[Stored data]
__________________________________________________
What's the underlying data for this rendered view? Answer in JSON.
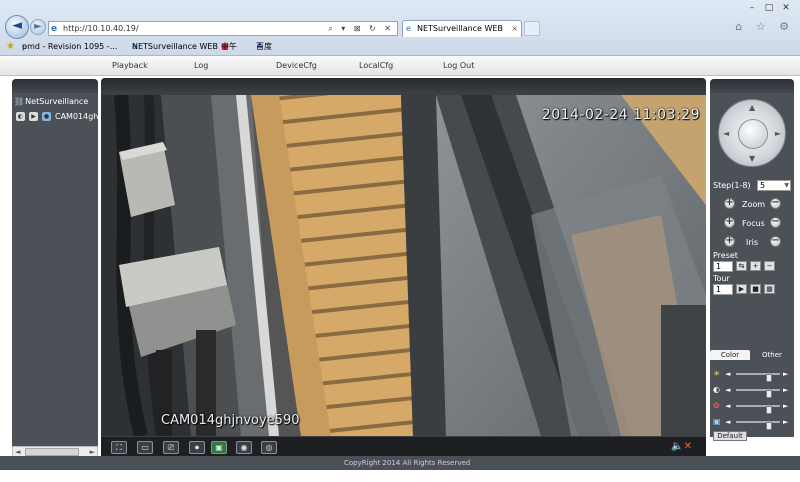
{
  "browser": {
    "url": "http://10.10.40.19/",
    "tab_title": "NETSurveillance WEB",
    "back_glyph": "◄",
    "forward_glyph": "►",
    "address_tools": "⌕ ▾ ⊠ ↻ ✕",
    "tab_close": "×",
    "window_controls": {
      "minimize": "–",
      "maximize": "□",
      "close": "✕"
    },
    "right_icons": "⌂ ☆ ⚙",
    "favorites": [
      {
        "label": "pmd - Revision 1095 -..."
      },
      {
        "label": "NETSurveillance WEB"
      },
      {
        "label": "中午"
      },
      {
        "label": "百度"
      }
    ]
  },
  "menu": {
    "items": [
      "Playback",
      "Log",
      "DeviceCfg",
      "LocalCfg",
      "Log Out"
    ]
  },
  "sidebar": {
    "root_label": "NetSurveillance",
    "camera_label": "CAM014ghj"
  },
  "video": {
    "timestamp": "2014-02-24 11:03:29",
    "camera_name": "CAM014ghjnvoye590",
    "toolbar_glyphs": [
      "⛶",
      "▭",
      "⎚",
      "⏺",
      "▣",
      "◉",
      "◎"
    ]
  },
  "ptz": {
    "step_label": "Step(1-8)",
    "step_value": "5",
    "zoom_label": "Zoom",
    "focus_label": "Focus",
    "iris_label": "Iris",
    "preset_label": "Preset",
    "preset_value": "1",
    "tour_label": "Tour",
    "tour_value": "1",
    "color_tab_label": "Color",
    "other_tab_label": "Other",
    "default_label": "Default",
    "color_sliders": [
      {
        "icon": "brightness-icon",
        "level": 0.75
      },
      {
        "icon": "contrast-icon",
        "level": 0.75
      },
      {
        "icon": "saturation-icon",
        "level": 0.75
      },
      {
        "icon": "hue-icon",
        "level": 0.75
      }
    ]
  },
  "footer": {
    "copyright": "CopyRight 2014 All Rights Reserved"
  },
  "colors": {
    "panel": "#4c5158",
    "panel_dark": "#2c2f33",
    "menubar": "#e4e4e4",
    "chrome": "#cdd9e8"
  }
}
__________________________________________________
* [Do this]:
Omit the pictures. Output every record above word for word.

* [Answer to the exercise]:
What's the underlying data for this rendered view? Answer in JSON.
{
  "browser": {
    "url": "http://10.10.40.19/",
    "tab_title": "NETSurveillance WEB",
    "back_glyph": "◄",
    "forward_glyph": "►",
    "address_tools": "⌕ ▾ ⊠ ↻ ✕",
    "tab_close": "×",
    "window_controls": {
      "minimize": "–",
      "maximize": "□",
      "close": "✕"
    },
    "right_icons": "⌂ ☆ ⚙",
    "favorites": [
      {
        "label": "pmd - Revision 1095 -..."
      },
      {
        "label": "NETSurveillance WEB"
      },
      {
        "label": "中午"
      },
      {
        "label": "百度"
      }
    ]
  },
  "menu": {
    "items": [
      "Playback",
      "Log",
      "DeviceCfg",
      "LocalCfg",
      "Log Out"
    ]
  },
  "sidebar": {
    "root_label": "NetSurveillance",
    "camera_label": "CAM014ghj"
  },
  "video": {
    "timestamp": "2014-02-24 11:03:29",
    "camera_name": "CAM014ghjnvoye590",
    "toolbar_glyphs": [
      "⛶",
      "▭",
      "⎚",
      "⏺",
      "▣",
      "◉",
      "◎"
    ]
  },
  "ptz": {
    "step_label": "Step(1-8)",
    "step_value": "5",
    "zoom_label": "Zoom",
    "focus_label": "Focus",
    "iris_label": "Iris",
    "preset_label": "Preset",
    "preset_value": "1",
    "tour_label": "Tour",
    "tour_value": "1",
    "color_tab_label": "Color",
    "other_tab_label": "Other",
    "default_label": "Default",
    "color_sliders": [
      {
        "icon": "brightness-icon",
        "level": 0.75
      },
      {
        "icon": "contrast-icon",
        "level": 0.75
      },
      {
        "icon": "saturation-icon",
        "level": 0.75
      },
      {
        "icon": "hue-icon",
        "level": 0.75
      }
    ]
  },
  "footer": {
    "copyright": "CopyRight 2014 All Rights Reserved"
  },
  "colors": {
    "panel": "#4c5158",
    "panel_dark": "#2c2f33",
    "menubar": "#e4e4e4",
    "chrome": "#cdd9e8"
  }
}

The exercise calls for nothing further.